_Exercise instructions_
Omit every picture and output the rest of the records exactly as they are.

[Begin Material provided]

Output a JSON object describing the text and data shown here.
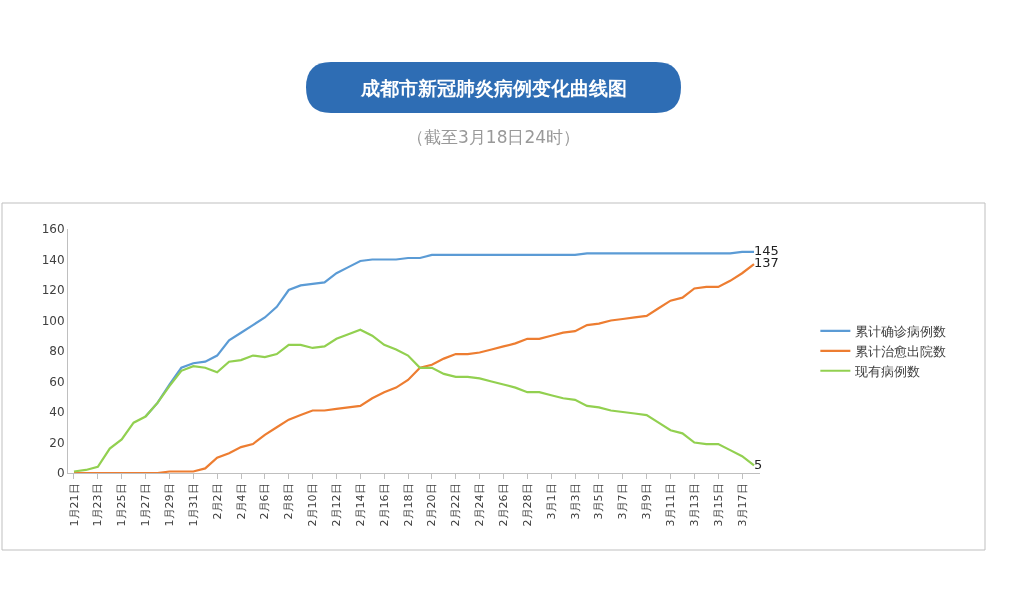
{
  "chart_data": {
    "type": "line",
    "title": "成都市新冠肺炎病例变化曲线图",
    "subtitle": "（截至3月18日24时）",
    "categories": [
      "1月21日",
      null,
      "1月23日",
      null,
      "1月25日",
      null,
      "1月27日",
      null,
      "1月29日",
      null,
      "1月31日",
      null,
      "2月2日",
      null,
      "2月4日",
      null,
      "2月6日",
      null,
      "2月8日",
      null,
      "2月10日",
      null,
      "2月12日",
      null,
      "2月14日",
      null,
      "2月16日",
      null,
      "2月18日",
      null,
      "2月20日",
      null,
      "2月22日",
      null,
      "2月24日",
      null,
      "2月26日",
      null,
      "2月28日",
      null,
      "3月1日",
      null,
      "3月3日",
      null,
      "3月5日",
      null,
      "3月7日",
      null,
      "3月9日",
      null,
      "3月11日",
      null,
      "3月13日",
      null,
      "3月15日",
      null,
      "3月17日",
      null
    ],
    "series": [
      {
        "name": "累计确诊病例数",
        "color": "#5b9bd5",
        "values": [
          null,
          null,
          null,
          null,
          null,
          null,
          37,
          46,
          58,
          69,
          72,
          73,
          77,
          87,
          92,
          97,
          102,
          109,
          120,
          123,
          124,
          125,
          131,
          135,
          139,
          140,
          140,
          140,
          141,
          141,
          143,
          143,
          143,
          143,
          143,
          143,
          143,
          143,
          143,
          143,
          143,
          143,
          143,
          144,
          144,
          144,
          144,
          144,
          144,
          144,
          144,
          144,
          144,
          144,
          144,
          144,
          145,
          145
        ],
        "value_labels": [
          null,
          null,
          null,
          null,
          null,
          null,
          null,
          null,
          null,
          null,
          null,
          null,
          null,
          null,
          null,
          null,
          null,
          null,
          null,
          null,
          null,
          null,
          null,
          null,
          null,
          null,
          null,
          null,
          null,
          null,
          null,
          null,
          null,
          null,
          null,
          null,
          null,
          null,
          null,
          null,
          null,
          null,
          null,
          null,
          null,
          null,
          null,
          null,
          null,
          null,
          null,
          null,
          null,
          null,
          null,
          null,
          null,
          "145"
        ]
      },
      {
        "name": "累计治愈出院数",
        "color": "#ed7d31",
        "values": [
          0,
          0,
          0,
          0,
          0,
          0,
          0,
          0,
          1,
          1,
          1,
          3,
          10,
          13,
          17,
          19,
          25,
          30,
          35,
          38,
          41,
          41,
          42,
          43,
          44,
          49,
          53,
          56,
          61,
          69,
          71,
          75,
          78,
          78,
          79,
          81,
          83,
          85,
          88,
          88,
          90,
          92,
          93,
          97,
          98,
          100,
          101,
          102,
          103,
          108,
          113,
          115,
          121,
          122,
          122,
          126,
          131,
          137
        ],
        "value_labels": [
          null,
          null,
          null,
          null,
          null,
          null,
          null,
          null,
          null,
          null,
          null,
          null,
          null,
          null,
          null,
          null,
          null,
          null,
          null,
          null,
          null,
          null,
          null,
          null,
          null,
          null,
          null,
          null,
          null,
          null,
          null,
          null,
          null,
          null,
          null,
          null,
          null,
          null,
          null,
          null,
          null,
          null,
          null,
          null,
          null,
          null,
          null,
          null,
          null,
          null,
          null,
          null,
          null,
          null,
          null,
          null,
          null,
          "137"
        ]
      },
      {
        "name": "现有病例数",
        "color": "#92d050",
        "values": [
          1,
          2,
          4,
          16,
          22,
          33,
          37,
          46,
          57,
          67,
          70,
          69,
          66,
          73,
          74,
          77,
          76,
          78,
          84,
          84,
          82,
          83,
          88,
          91,
          94,
          90,
          84,
          81,
          77,
          69,
          69,
          65,
          63,
          63,
          62,
          60,
          58,
          56,
          53,
          53,
          51,
          49,
          48,
          44,
          43,
          41,
          40,
          39,
          38,
          33,
          28,
          26,
          20,
          19,
          19,
          15,
          11,
          5
        ],
        "value_labels": [
          null,
          null,
          null,
          null,
          null,
          null,
          null,
          null,
          null,
          null,
          null,
          null,
          null,
          null,
          null,
          null,
          null,
          null,
          null,
          null,
          null,
          null,
          null,
          null,
          null,
          null,
          null,
          null,
          null,
          null,
          null,
          null,
          null,
          null,
          null,
          null,
          null,
          null,
          null,
          null,
          null,
          null,
          null,
          null,
          null,
          null,
          null,
          null,
          null,
          null,
          null,
          null,
          null,
          null,
          null,
          null,
          null,
          "5"
        ]
      }
    ],
    "ylim": [
      0,
      160
    ],
    "yticks": [
      0,
      20,
      40,
      60,
      80,
      100,
      120,
      140,
      160
    ],
    "grid": false,
    "legend": "right",
    "marker": "none",
    "line_style": "solid"
  }
}
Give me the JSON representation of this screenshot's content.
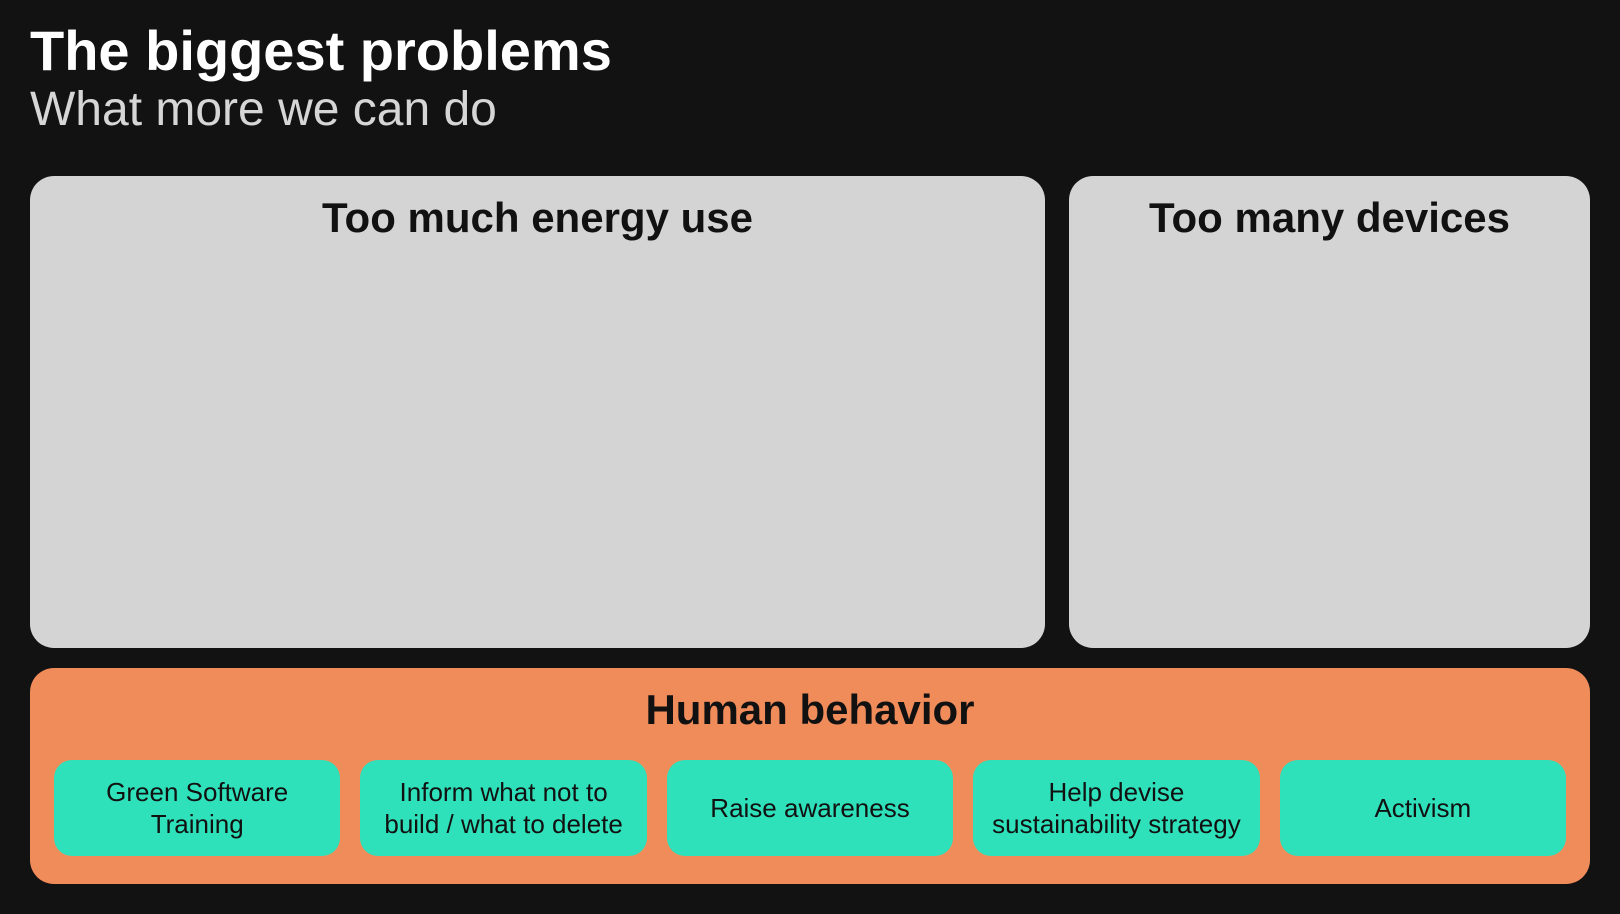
{
  "slide": {
    "background_color": "#121212",
    "title": {
      "text": "The biggest problems",
      "color": "#ffffff",
      "fontsize": 56
    },
    "subtitle": {
      "text": "What more we can do",
      "color": "#d6d6d6",
      "fontsize": 48
    },
    "top_panels": {
      "background_color": "#d4d4d4",
      "border_radius": 24,
      "title_color": "#111111",
      "title_fontsize": 42,
      "energy": {
        "title": "Too much energy use"
      },
      "devices": {
        "title": "Too many devices"
      }
    },
    "bottom_panel": {
      "background_color": "#f08b5a",
      "border_radius": 24,
      "title": "Human behavior",
      "title_color": "#111111",
      "title_fontsize": 42,
      "cards": {
        "background_color": "#2fe1bb",
        "text_color": "#111111",
        "fontsize": 26,
        "border_radius": 18,
        "items": [
          "Green Software Training",
          "Inform what not to build / what to delete",
          "Raise awareness",
          "Help devise sustainability strategy",
          "Activism"
        ]
      }
    }
  }
}
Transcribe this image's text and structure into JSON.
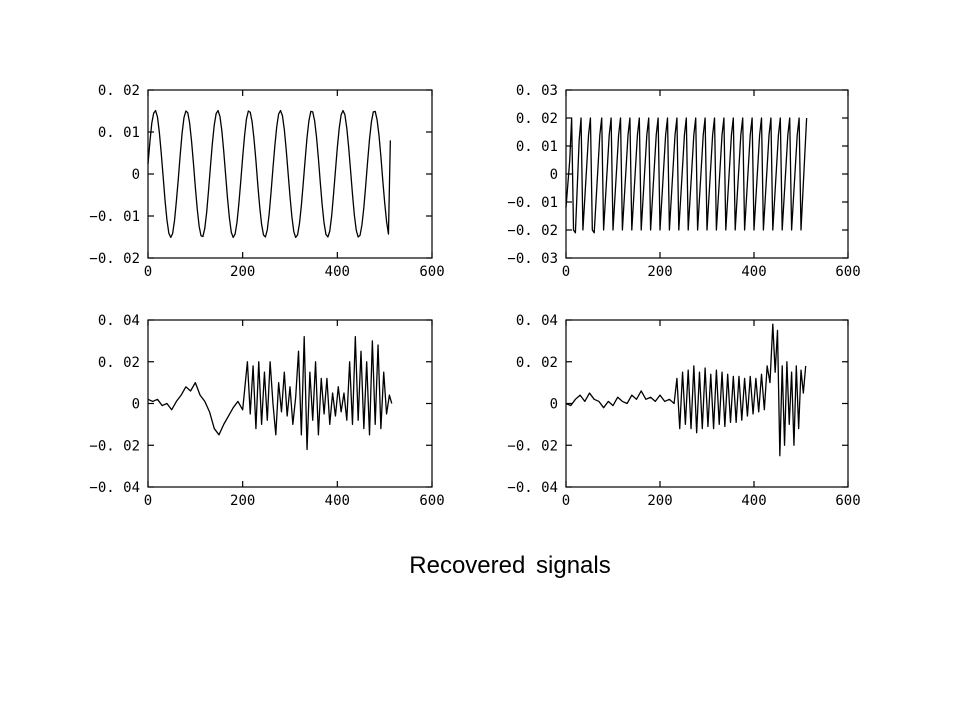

[End Material provided]

_Expected answer_
Output a JSON object describing the text and data shown here.
{
  "chart_data": {
    "type": "line",
    "title": "成都市新冠肺炎病例变化曲线图",
    "subtitle": "（截至3月18日24时）",
    "categories": [
      "1月21日",
      null,
      "1月23日",
      null,
      "1月25日",
      null,
      "1月27日",
      null,
      "1月29日",
      null,
      "1月31日",
      null,
      "2月2日",
      null,
      "2月4日",
      null,
      "2月6日",
      null,
      "2月8日",
      null,
      "2月10日",
      null,
      "2月12日",
      null,
      "2月14日",
      null,
      "2月16日",
      null,
      "2月18日",
      null,
      "2月20日",
      null,
      "2月22日",
      null,
      "2月24日",
      null,
      "2月26日",
      null,
      "2月28日",
      null,
      "3月1日",
      null,
      "3月3日",
      null,
      "3月5日",
      null,
      "3月7日",
      null,
      "3月9日",
      null,
      "3月11日",
      null,
      "3月13日",
      null,
      "3月15日",
      null,
      "3月17日",
      null
    ],
    "series": [
      {
        "name": "累计确诊病例数",
        "color": "#5b9bd5",
        "values": [
          null,
          null,
          null,
          null,
          null,
          null,
          37,
          46,
          58,
          69,
          72,
          73,
          77,
          87,
          92,
          97,
          102,
          109,
          120,
          123,
          124,
          125,
          131,
          135,
          139,
          140,
          140,
          140,
          141,
          141,
          143,
          143,
          143,
          143,
          143,
          143,
          143,
          143,
          143,
          143,
          143,
          143,
          143,
          144,
          144,
          144,
          144,
          144,
          144,
          144,
          144,
          144,
          144,
          144,
          144,
          144,
          145,
          145
        ],
        "value_labels": [
          null,
          null,
          null,
          null,
          null,
          null,
          null,
          null,
          null,
          null,
          null,
          null,
          null,
          null,
          null,
          null,
          null,
          null,
          null,
          null,
          null,
          null,
          null,
          null,
          null,
          null,
          null,
          null,
          null,
          null,
          null,
          null,
          null,
          null,
          null,
          null,
          null,
          null,
          null,
          null,
          null,
          null,
          null,
          null,
          null,
          null,
          null,
          null,
          null,
          null,
          null,
          null,
          null,
          null,
          null,
          null,
          null,
          "145"
        ]
      },
      {
        "name": "累计治愈出院数",
        "color": "#ed7d31",
        "values": [
          0,
          0,
          0,
          0,
          0,
          0,
          0,
          0,
          1,
          1,
          1,
          3,
          10,
          13,
          17,
          19,
          25,
          30,
          35,
          38,
          41,
          41,
          42,
          43,
          44,
          49,
          53,
          56,
          61,
          69,
          71,
          75,
          78,
          78,
          79,
          81,
          83,
          85,
          88,
          88,
          90,
          92,
          93,
          97,
          98,
          100,
          101,
          102,
          103,
          108,
          113,
          115,
          121,
          122,
          122,
          126,
          131,
          137
        ],
        "value_labels": [
          null,
          null,
          null,
          null,
          null,
          null,
          null,
          null,
          null,
          null,
          null,
          null,
          null,
          null,
          null,
          null,
          null,
          null,
          null,
          null,
          null,
          null,
          null,
          null,
          null,
          null,
          null,
          null,
          null,
          null,
          null,
          null,
          null,
          null,
          null,
          null,
          null,
          null,
          null,
          null,
          null,
          null,
          null,
          null,
          null,
          null,
          null,
          null,
          null,
          null,
          null,
          null,
          null,
          null,
          null,
          null,
          null,
          "137"
        ]
      },
      {
        "name": "现有病例数",
        "color": "#92d050",
        "values": [
          1,
          2,
          4,
          16,
          22,
          33,
          37,
          46,
          57,
          67,
          70,
          69,
          66,
          73,
          74,
          77,
          76,
          78,
          84,
          84,
          82,
          83,
          88,
          91,
          94,
          90,
          84,
          81,
          77,
          69,
          69,
          65,
          63,
          63,
          62,
          60,
          58,
          56,
          53,
          53,
          51,
          49,
          48,
          44,
          43,
          41,
          40,
          39,
          38,
          33,
          28,
          26,
          20,
          19,
          19,
          15,
          11,
          5
        ],
        "value_labels": [
          null,
          null,
          null,
          null,
          null,
          null,
          null,
          null,
          null,
          null,
          null,
          null,
          null,
          null,
          null,
          null,
          null,
          null,
          null,
          null,
          null,
          null,
          null,
          null,
          null,
          null,
          null,
          null,
          null,
          null,
          null,
          null,
          null,
          null,
          null,
          null,
          null,
          null,
          null,
          null,
          null,
          null,
          null,
          null,
          null,
          null,
          null,
          null,
          null,
          null,
          null,
          null,
          null,
          null,
          null,
          null,
          null,
          "5"
        ]
      }
    ],
    "ylim": [
      0,
      160
    ],
    "yticks": [
      0,
      20,
      40,
      60,
      80,
      100,
      120,
      140,
      160
    ],
    "grid": false,
    "legend": "right",
    "marker": "none",
    "line_style": "solid"
  }
}
Give me the JSON representation of this screenshot's content.
{
  "slide": {
    "background_color": "#121212",
    "title": {
      "text": "The biggest problems",
      "color": "#ffffff",
      "fontsize": 56
    },
    "subtitle": {
      "text": "What more we can do",
      "color": "#d6d6d6",
      "fontsize": 48
    },
    "top_panels": {
      "background_color": "#d4d4d4",
      "border_radius": 24,
      "title_color": "#111111",
      "title_fontsize": 42,
      "energy": {
        "title": "Too much energy use"
      },
      "devices": {
        "title": "Too many devices"
      }
    },
    "bottom_panel": {
      "background_color": "#f08b5a",
      "border_radius": 24,
      "title": "Human behavior",
      "title_color": "#111111",
      "title_fontsize": 42,
      "cards": {
        "background_color": "#2fe1bb",
        "text_color": "#111111",
        "fontsize": 26,
        "border_radius": 18,
        "items": [
          "Green Software Training",
          "Inform what not to build / what to delete",
          "Raise awareness",
          "Help devise sustainability strategy",
          "Activism"
        ]
      }
    }
  }
}
Transcribe this image's text and structure into JSON.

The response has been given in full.